**WORK INSTRUCTIONS:**
Collect all lines containing the word "source" from the data.

┄┄┄┄┄┄┄┄┄┄┄┄┄┄┄┄┄┄┄┄

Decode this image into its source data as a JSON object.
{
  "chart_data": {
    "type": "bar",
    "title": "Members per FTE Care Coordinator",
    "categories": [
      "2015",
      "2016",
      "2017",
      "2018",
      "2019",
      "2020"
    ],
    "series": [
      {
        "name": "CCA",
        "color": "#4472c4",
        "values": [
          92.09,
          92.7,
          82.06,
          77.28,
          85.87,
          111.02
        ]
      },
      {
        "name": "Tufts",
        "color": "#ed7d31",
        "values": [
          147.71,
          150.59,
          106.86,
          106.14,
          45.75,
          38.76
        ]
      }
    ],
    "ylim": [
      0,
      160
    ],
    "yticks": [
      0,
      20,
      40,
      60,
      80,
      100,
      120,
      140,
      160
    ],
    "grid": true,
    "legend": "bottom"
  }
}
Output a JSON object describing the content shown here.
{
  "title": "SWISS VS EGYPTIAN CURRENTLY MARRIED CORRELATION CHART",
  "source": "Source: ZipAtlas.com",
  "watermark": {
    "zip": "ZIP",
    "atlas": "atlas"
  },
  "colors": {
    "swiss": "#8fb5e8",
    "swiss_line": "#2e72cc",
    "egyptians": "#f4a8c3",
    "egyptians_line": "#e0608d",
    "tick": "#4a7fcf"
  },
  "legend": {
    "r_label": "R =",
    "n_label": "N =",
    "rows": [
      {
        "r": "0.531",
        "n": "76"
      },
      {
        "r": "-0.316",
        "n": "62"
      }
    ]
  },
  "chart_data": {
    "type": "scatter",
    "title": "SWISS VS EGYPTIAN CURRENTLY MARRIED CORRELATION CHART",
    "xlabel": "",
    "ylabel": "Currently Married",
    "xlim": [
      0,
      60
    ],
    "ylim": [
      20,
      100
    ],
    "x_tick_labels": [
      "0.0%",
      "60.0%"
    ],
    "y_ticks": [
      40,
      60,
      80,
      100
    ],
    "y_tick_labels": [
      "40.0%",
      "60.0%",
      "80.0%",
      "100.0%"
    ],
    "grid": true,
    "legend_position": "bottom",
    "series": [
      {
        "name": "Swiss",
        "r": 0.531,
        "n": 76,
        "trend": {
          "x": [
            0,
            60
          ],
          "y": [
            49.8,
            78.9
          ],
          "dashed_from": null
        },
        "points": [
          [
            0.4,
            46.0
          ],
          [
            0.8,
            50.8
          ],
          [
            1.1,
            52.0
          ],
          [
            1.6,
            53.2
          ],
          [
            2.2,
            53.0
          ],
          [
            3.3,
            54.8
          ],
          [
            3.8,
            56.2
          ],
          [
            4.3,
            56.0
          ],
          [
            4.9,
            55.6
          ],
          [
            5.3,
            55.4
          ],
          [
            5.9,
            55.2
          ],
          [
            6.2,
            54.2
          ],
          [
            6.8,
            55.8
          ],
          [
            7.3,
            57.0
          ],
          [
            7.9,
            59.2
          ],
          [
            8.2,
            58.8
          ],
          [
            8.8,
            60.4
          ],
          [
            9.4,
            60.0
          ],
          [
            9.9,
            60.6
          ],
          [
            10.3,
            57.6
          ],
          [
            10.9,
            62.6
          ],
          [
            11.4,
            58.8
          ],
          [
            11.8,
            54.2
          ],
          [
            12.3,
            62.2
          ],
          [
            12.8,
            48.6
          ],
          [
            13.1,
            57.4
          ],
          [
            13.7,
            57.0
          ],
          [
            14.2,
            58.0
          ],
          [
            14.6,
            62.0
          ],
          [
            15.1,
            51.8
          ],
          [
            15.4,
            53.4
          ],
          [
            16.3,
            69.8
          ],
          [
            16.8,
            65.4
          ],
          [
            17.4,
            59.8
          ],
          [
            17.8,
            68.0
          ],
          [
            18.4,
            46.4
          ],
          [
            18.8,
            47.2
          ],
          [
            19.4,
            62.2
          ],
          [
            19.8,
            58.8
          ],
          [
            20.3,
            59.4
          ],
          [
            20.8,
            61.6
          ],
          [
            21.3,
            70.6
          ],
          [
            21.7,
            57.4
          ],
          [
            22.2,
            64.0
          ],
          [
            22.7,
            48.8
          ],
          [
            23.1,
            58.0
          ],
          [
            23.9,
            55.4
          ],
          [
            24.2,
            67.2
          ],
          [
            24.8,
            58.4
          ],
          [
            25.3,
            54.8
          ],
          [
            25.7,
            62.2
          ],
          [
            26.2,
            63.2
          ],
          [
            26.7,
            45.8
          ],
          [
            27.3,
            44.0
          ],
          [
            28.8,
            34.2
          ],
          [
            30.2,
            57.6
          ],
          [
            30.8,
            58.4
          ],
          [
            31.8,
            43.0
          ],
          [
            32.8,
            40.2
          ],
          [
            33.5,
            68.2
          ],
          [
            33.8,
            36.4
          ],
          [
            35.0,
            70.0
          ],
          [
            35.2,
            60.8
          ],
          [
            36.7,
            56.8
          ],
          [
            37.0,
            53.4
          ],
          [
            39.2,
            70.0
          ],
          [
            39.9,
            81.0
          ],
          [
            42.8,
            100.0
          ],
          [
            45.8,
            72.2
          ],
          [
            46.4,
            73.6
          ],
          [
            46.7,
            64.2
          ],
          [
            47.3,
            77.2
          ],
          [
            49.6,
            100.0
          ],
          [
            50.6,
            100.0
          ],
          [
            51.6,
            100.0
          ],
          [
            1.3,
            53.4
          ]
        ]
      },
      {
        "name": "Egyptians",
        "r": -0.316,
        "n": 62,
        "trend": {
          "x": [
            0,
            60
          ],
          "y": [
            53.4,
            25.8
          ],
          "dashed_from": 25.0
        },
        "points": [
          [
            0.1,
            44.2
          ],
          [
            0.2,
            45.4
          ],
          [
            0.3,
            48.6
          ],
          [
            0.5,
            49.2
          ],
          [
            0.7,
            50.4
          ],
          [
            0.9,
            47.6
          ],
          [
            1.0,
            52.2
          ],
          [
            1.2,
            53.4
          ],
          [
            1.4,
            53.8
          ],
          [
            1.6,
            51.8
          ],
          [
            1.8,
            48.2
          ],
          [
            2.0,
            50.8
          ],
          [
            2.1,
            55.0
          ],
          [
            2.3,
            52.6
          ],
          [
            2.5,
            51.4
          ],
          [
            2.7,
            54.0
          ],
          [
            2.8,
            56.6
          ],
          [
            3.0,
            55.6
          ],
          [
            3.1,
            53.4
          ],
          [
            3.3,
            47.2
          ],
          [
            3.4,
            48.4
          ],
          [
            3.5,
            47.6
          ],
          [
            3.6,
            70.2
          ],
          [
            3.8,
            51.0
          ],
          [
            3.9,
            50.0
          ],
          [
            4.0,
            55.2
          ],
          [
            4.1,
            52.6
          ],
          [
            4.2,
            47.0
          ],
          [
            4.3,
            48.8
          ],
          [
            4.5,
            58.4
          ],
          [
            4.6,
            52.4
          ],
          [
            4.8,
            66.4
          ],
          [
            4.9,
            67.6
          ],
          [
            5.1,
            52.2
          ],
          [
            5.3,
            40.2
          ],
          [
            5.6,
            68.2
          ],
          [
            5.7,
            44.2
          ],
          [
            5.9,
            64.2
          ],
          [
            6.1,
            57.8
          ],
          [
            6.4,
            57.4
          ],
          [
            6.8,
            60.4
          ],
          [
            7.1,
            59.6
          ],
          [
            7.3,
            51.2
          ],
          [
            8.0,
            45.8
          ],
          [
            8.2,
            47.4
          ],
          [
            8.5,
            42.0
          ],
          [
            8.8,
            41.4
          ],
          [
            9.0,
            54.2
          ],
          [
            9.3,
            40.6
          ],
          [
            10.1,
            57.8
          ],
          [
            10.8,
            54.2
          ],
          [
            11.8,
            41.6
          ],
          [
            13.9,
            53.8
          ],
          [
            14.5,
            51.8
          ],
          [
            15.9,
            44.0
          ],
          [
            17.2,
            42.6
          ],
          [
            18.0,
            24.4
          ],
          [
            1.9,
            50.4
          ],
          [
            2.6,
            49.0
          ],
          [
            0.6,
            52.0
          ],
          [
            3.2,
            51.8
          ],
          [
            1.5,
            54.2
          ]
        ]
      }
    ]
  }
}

┄┄┄┄┄┄┄┄┄┄┄┄┄┄┄┄┄┄┄┄

**FINISHED EXERCISE:**
Decode this image into its source data as a JSON object.
  "source": "Source: ZipAtlas.com",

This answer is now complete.